Input:
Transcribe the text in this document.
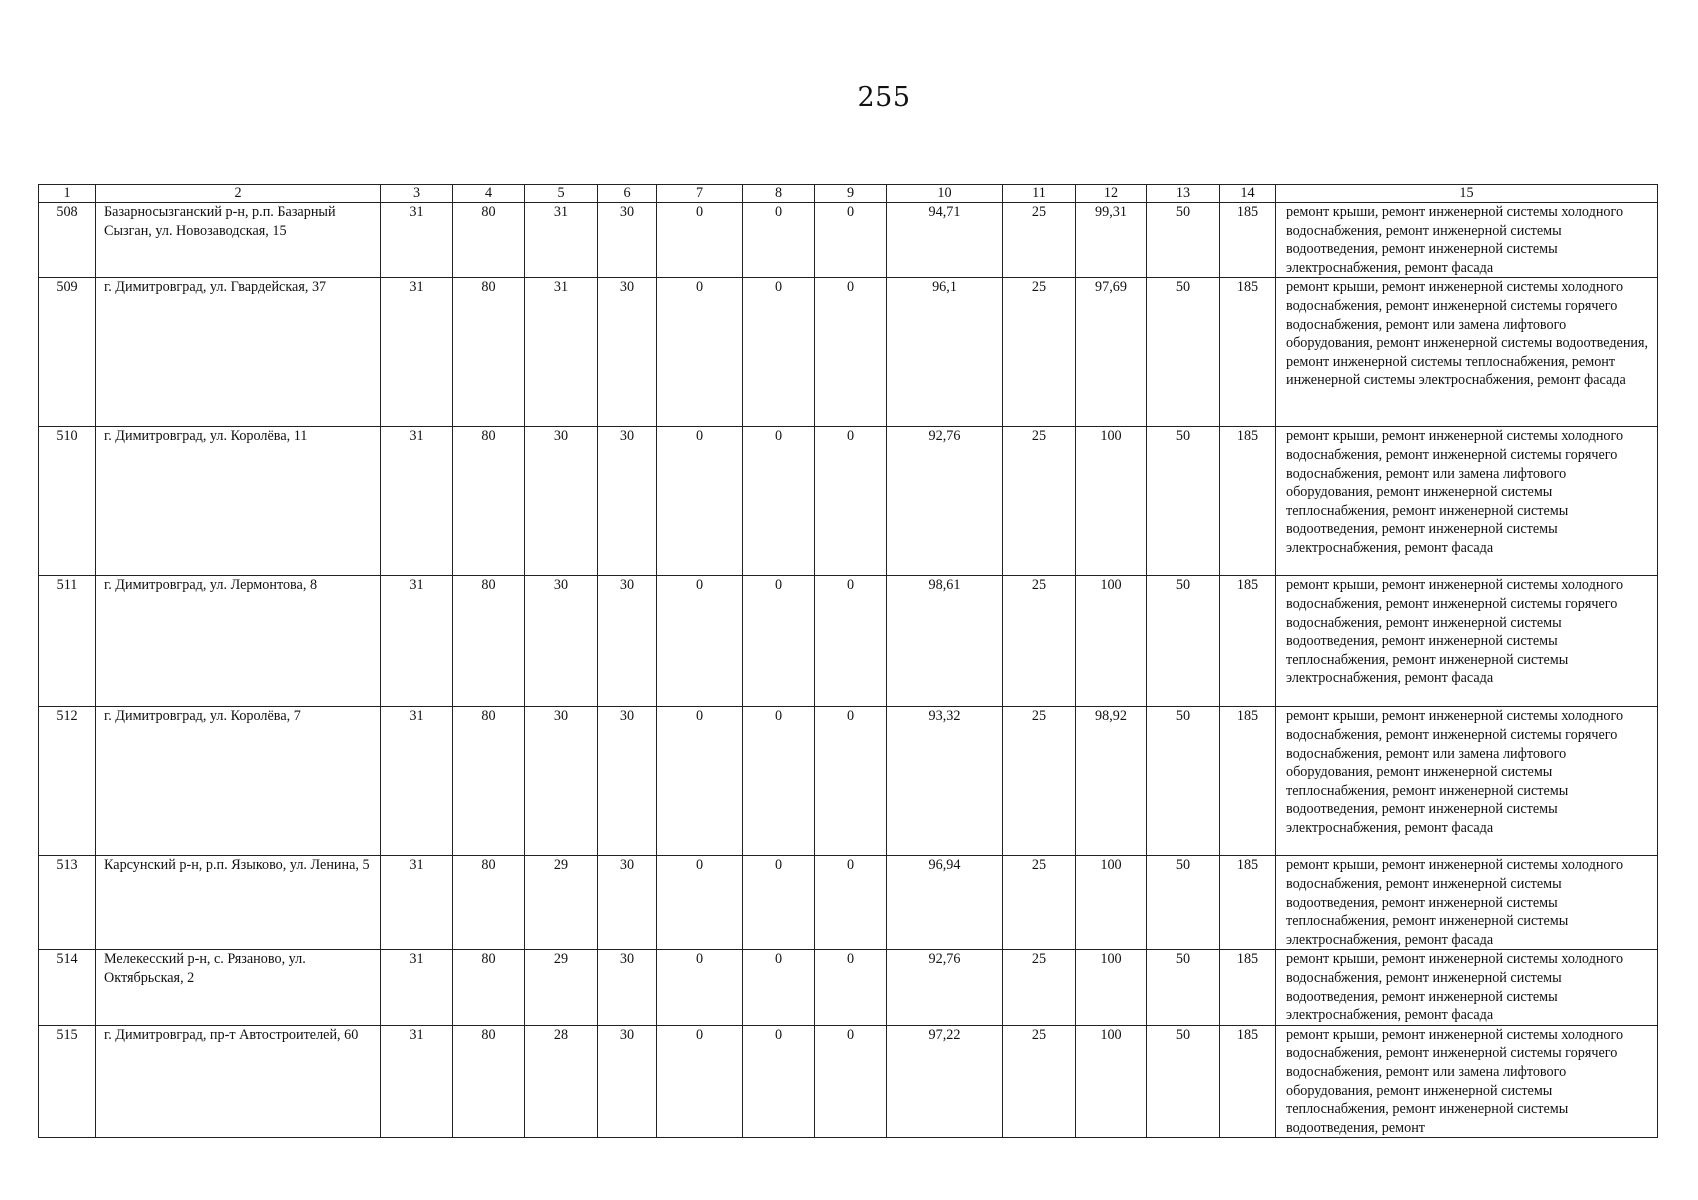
255
1	2	3	4	5	6	7	8	9	10	11	12	13	14	15
508	Базарносызганский р-н, р.п. Базарный Сызган, ул. Новозаводская, 15	31	80	31	30	0	0	0	94,71	25	99,31	50	185	ремонт крыши, ремонт инженерной системы холодного водоснабжения, ремонт инженерной системы водоотведения, ремонт инженерной системы электроснабжения, ремонт фасада
509	г. Димитровград, ул. Гвардейская, 37	31	80	31	30	0	0	0	96,1	25	97,69	50	185	ремонт крыши, ремонт инженерной системы холодного водоснабжения, ремонт инженерной системы горячего водоснабжения, ремонт или замена лифтового оборудования, ремонт инженерной системы водоотведения, ремонт инженерной системы теплоснабжения, ремонт инженерной системы электроснабжения, ремонт фасада
510	г. Димитровград, ул. Королёва, 11	31	80	30	30	0	0	0	92,76	25	100	50	185	ремонт крыши, ремонт инженерной системы холодного водоснабжения, ремонт инженерной системы горячего водоснабжения, ремонт или замена лифтового оборудования, ремонт инженерной системы теплоснабжения, ремонт инженерной системы водоотведения, ремонт инженерной системы электроснабжения, ремонт фасада
511	г. Димитровград, ул. Лермонтова, 8	31	80	30	30	0	0	0	98,61	25	100	50	185	ремонт крыши, ремонт инженерной системы холодного водоснабжения, ремонт инженерной системы горячего водоснабжения, ремонт инженерной системы водоотведения, ремонт инженерной системы теплоснабжения, ремонт инженерной системы электроснабжения, ремонт фасада
512	г. Димитровград, ул. Королёва, 7	31	80	30	30	0	0	0	93,32	25	98,92	50	185	ремонт крыши, ремонт инженерной системы холодного водоснабжения, ремонт инженерной системы горячего водоснабжения, ремонт или замена лифтового оборудования, ремонт инженерной системы теплоснабжения, ремонт инженерной системы водоотведения, ремонт инженерной системы электроснабжения, ремонт фасада
513	Карсунский р-н, р.п. Языково, ул. Ленина, 5	31	80	29	30	0	0	0	96,94	25	100	50	185	ремонт крыши, ремонт инженерной системы холодного водоснабжения, ремонт инженерной системы водоотведения, ремонт инженерной системы теплоснабжения, ремонт инженерной системы электроснабжения, ремонт фасада
514	Мелекесский р-н, с. Рязаново, ул. Октябрьская, 2	31	80	29	30	0	0	0	92,76	25	100	50	185	ремонт крыши, ремонт инженерной системы холодного водоснабжения, ремонт инженерной системы водоотведения, ремонт инженерной системы электроснабжения, ремонт фасада
515	г. Димитровград, пр-т Автостроителей, 60	31	80	28	30	0	0	0	97,22	25	100	50	185	ремонт крыши, ремонт инженерной системы холодного водоснабжения, ремонт инженерной системы горячего водоснабжения, ремонт или замена лифтового оборудования, ремонт инженерной системы теплоснабжения, ремонт инженерной системы водоотведения, ремонт
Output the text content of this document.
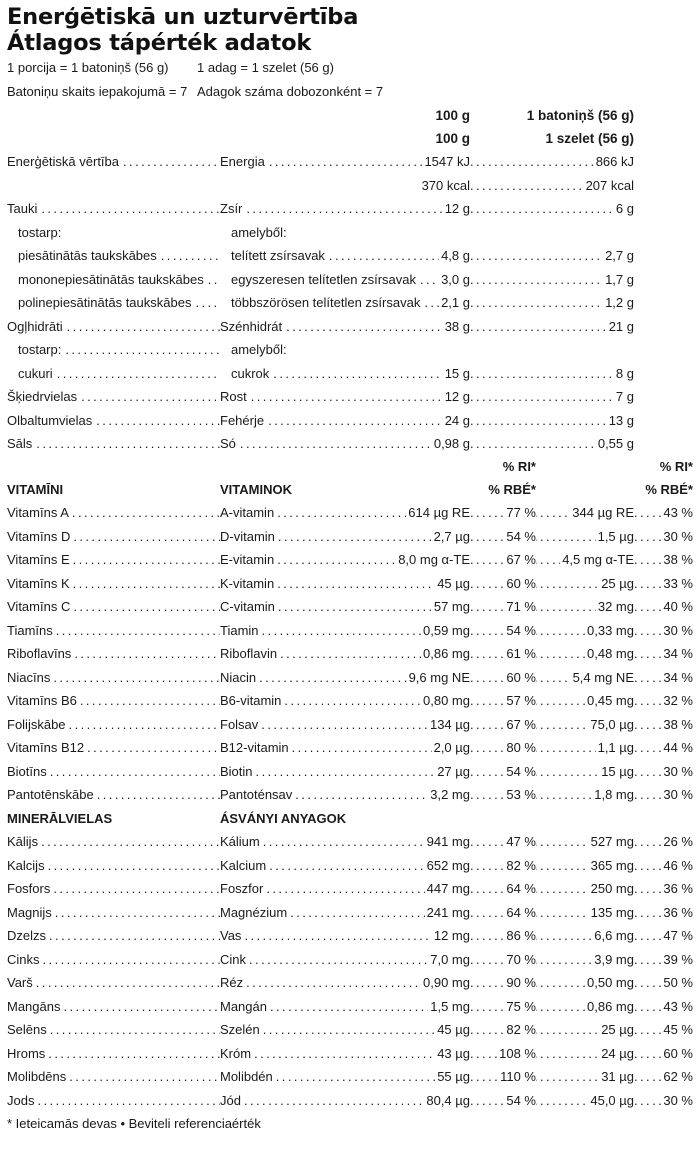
Enerģētiskā un uzturvērtība
Átlagos tápérték adatok
1 porcija = 1 batoniņš (56 g) 1 adag = 1 szelet (56 g)
Batoniņu skaits iepakojumā = 7 Adagok száma dobozonként = 7
100 g	1 batoniņš (56 g)
100 g	1 szelet (56 g)
Enerģētiskā vērtība . . .	Energia . . . . . .	1547 kJ	866 kJ
. . .
370 kcal	207 kcal
Tauki . . .	Zsír . . . . . .	12 g	6 g
tostarp:	amelyből:
piesātinātās taukskābes . . .	telített zsírsavak . . . . . .	4,8 g	2,7 g
mononepiesātinātās taukskābes . . .	egyszeresen telítetlen zsírsavak . . . . . .	3,0 g	1,7 g
polinepiesātinātās taukskābes . . .	többszörösen telítetlen zsírsavak . . . . . .	2,1 g	1,2 g
Ogļhidrāti . . .	Szénhidrát . . . . . .	38 g	21 g
tostarp: . . .	amelyből:
cukuri . . .	cukrok . . . . . .	15 g	8 g
Šķiedrvielas . . .	Rost . . . . . .	12 g	7 g
Olbaltumvielas . . .	Fehérje . . . . . .	24 g	13 g
Sāls . . .	Só . . . . . .	0,98 g	0,55 g
% RI*	% RI*
VITAMĪNI	VITAMINOK	% RBÉ*	% RBÉ*
Vitamīns A . . .	A-vitamin . . . . . . . . . . . .	614 µg RE	77 %	344 µg RE 43 %
Vitamīns D . . .	D-vitamin . . . . . . . . . . . .	2,7 µg	54 %	1,5 µg 30 %
Vitamīns E . . .	E-vitamin . . . . . . . . . . . .	8,0 mg α-TE	67 % 4,5 mg α-TE 38 %
Vitamīns K . . .	K-vitamin . . . . . . . . . . . .	45 µg	60 %	25 µg 33 %
Vitamīns C . . .	C-vitamin . . . . . . . . . . . .	57 mg	71 %	32 mg 40 %
Tiamīns . . .	Tiamin . . . . . . . . . . . .	0,59 mg	54 %	0,33 mg 30 %
Riboflavīns . . .	Riboflavin . . . . . . . . . . . .	0,86 mg	61 %	0,48 mg 34 %
Niacīns . . .	Niacin . . . . . . . . . . . .	9,6 mg NE	60 %	5,4 mg NE 34 %
Vitamīns B6 . . .	B6-vitamin . . . . . . . . . . . .	0,80 mg	57 %	0,45 mg 32 %
Folijskābe . . .	Folsav . . . . . . . . . . . .	134 µg	67 %	75,0 µg 38 %
Vitamīns B12 . . .	B12-vitamin . . . . . . . . . . . .	2,0 µg	80 %	1,1 µg 44 %
Biotīns . . .	Biotin . . . . . . . . . . . .	27 µg	54 %	15 µg 30 %
Pantotēnskābe . . .	Pantoténsav . . . . . . . . . . . .	3,2 mg	53 %	1,8 mg 30 %
MINERĀLVIELAS	ÁSVÁNYI ANYAGOK
Kālijs . . .	Kálium . . . . . . . . . . . .	941 mg	47 %	527 mg 26 %
Kalcijs . . .	Kalcium . . . . . . . . . . . .	652 mg	82 %	365 mg 46 %
Fosfors . . .	Foszfor . . . . . . . . . . . .	447 mg	64 %	250 mg 36 %
Magnijs . . .	Magnézium . . . . . . . . . . . .	241 mg	64 %	135 mg 36 %
Dzelzs . . .	Vas . . . . . . . . . . . .	12 mg	86 %	6,6 mg 47 %
Cinks . . .	Cink . . . . . . . . . . . .	7,0 mg	70 %	3,9 mg 39 %
Varš . . .	Réz . . . . . . . . . . . .	0,90 mg	90 %	0,50 mg 50 %
Mangāns . . .	Mangán . . . . . . . . . . . .	1,5 mg	75 %	0,86 mg 43 %
Selēns . . .	Szelén . . . . . . . . . . . .	45 µg	82 %	25 µg 45 %
Hroms . . .	Króm . . . . . . . . . . . .	43 µg 108 %	24 µg 60 %
Molibdēns . . .	Molibdén . . . . . . . . . . . .	55 µg 110 %	31 µg 62 %
Jods . . .	Jód . . . . . . . . . . . .	80,4 µg	54 %	45,0 µg 30 %
* Ieteicamās devas • Beviteli referenciaérték
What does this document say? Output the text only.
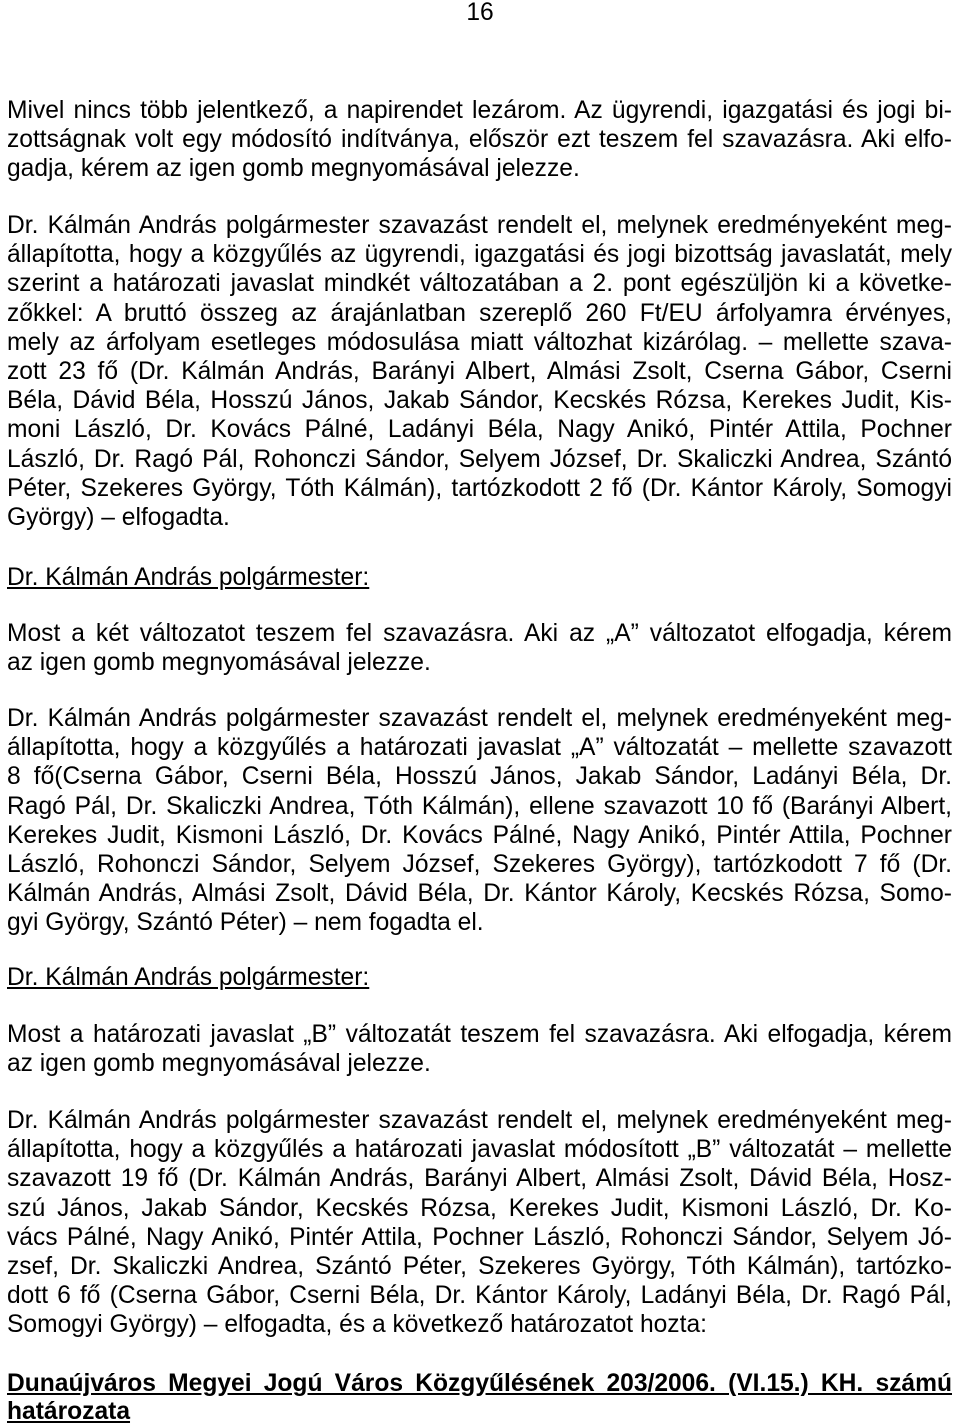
16
Mivel nincs több jelentkező, a napirendet lezárom. Az ügyrendi, igazgatási és jogi bi-
zottságnak volt egy módosító indítványa, először ezt teszem fel szavazásra. Aki elfo-
gadja, kérem az igen gomb megnyomásával jelezze.
Dr. Kálmán András polgármester szavazást rendelt el, melynek eredményeként meg-
állapította, hogy a közgyűlés az ügyrendi, igazgatási és jogi bizottság javaslatát, mely
szerint a határozati javaslat mindkét változatában a 2. pont egészüljön ki a követke-
zőkkel: A bruttó összeg az árajánlatban szereplő 260 Ft/EU árfolyamra érvényes,
mely az árfolyam esetleges módosulása miatt változhat kizárólag. – mellette szava-
zott 23 fő (Dr. Kálmán András, Barányi Albert, Almási Zsolt, Cserna Gábor, Cserni
Béla, Dávid Béla, Hosszú János, Jakab Sándor, Kecskés Rózsa, Kerekes Judit, Kis-
moni László, Dr. Kovács Pálné, Ladányi Béla, Nagy Anikó, Pintér Attila, Pochner
László, Dr. Ragó Pál, Rohonczi Sándor, Selyem József, Dr. Skaliczki Andrea, Szántó
Péter, Szekeres György, Tóth Kálmán), tartózkodott 2 fő (Dr. Kántor Károly, Somogyi
György) – elfogadta.
Dr. Kálmán András polgármester:
Most a két változatot teszem fel szavazásra. Aki az „A” változatot elfogadja, kérem
az igen gomb megnyomásával jelezze.
Dr. Kálmán András polgármester szavazást rendelt el, melynek eredményeként meg-
állapította, hogy a közgyűlés a határozati javaslat „A” változatát – mellette szavazott
8 fő(Cserna Gábor, Cserni Béla, Hosszú János, Jakab Sándor, Ladányi Béla, Dr.
Ragó Pál, Dr. Skaliczki Andrea, Tóth Kálmán), ellene szavazott 10 fő (Barányi Albert,
Kerekes Judit, Kismoni László, Dr. Kovács Pálné, Nagy Anikó, Pintér Attila, Pochner
László, Rohonczi Sándor, Selyem József, Szekeres György), tartózkodott 7 fő (Dr.
Kálmán András, Almási Zsolt, Dávid Béla, Dr. Kántor Károly, Kecskés Rózsa, Somo-
gyi György, Szántó Péter) – nem fogadta el.
Dr. Kálmán András polgármester:
Most a határozati javaslat „B” változatát teszem fel szavazásra. Aki elfogadja, kérem
az igen gomb megnyomásával jelezze.
Dr. Kálmán András polgármester szavazást rendelt el, melynek eredményeként meg-
állapította, hogy a közgyűlés a határozati javaslat módosított „B” változatát – mellette
szavazott 19 fő (Dr. Kálmán András, Barányi Albert, Almási Zsolt, Dávid Béla, Hosz-
szú János, Jakab Sándor, Kecskés Rózsa, Kerekes Judit, Kismoni László, Dr. Ko-
vács Pálné, Nagy Anikó, Pintér Attila, Pochner László, Rohonczi Sándor, Selyem Jó-
zsef, Dr. Skaliczki Andrea, Szántó Péter, Szekeres György, Tóth Kálmán), tartózko-
dott 6 fő (Cserna Gábor, Cserni Béla, Dr. Kántor Károly, Ladányi Béla, Dr. Ragó Pál,
Somogyi György) – elfogadta, és a következő határozatot hozta:
Dunaújváros Megyei Jogú Város Közgyűlésének 203/2006. (VI.15.) KH. számú
határozata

Set problem:
Tell how many lines of the records above hold the string "állapította". Give no other text.

Solution to this task:
3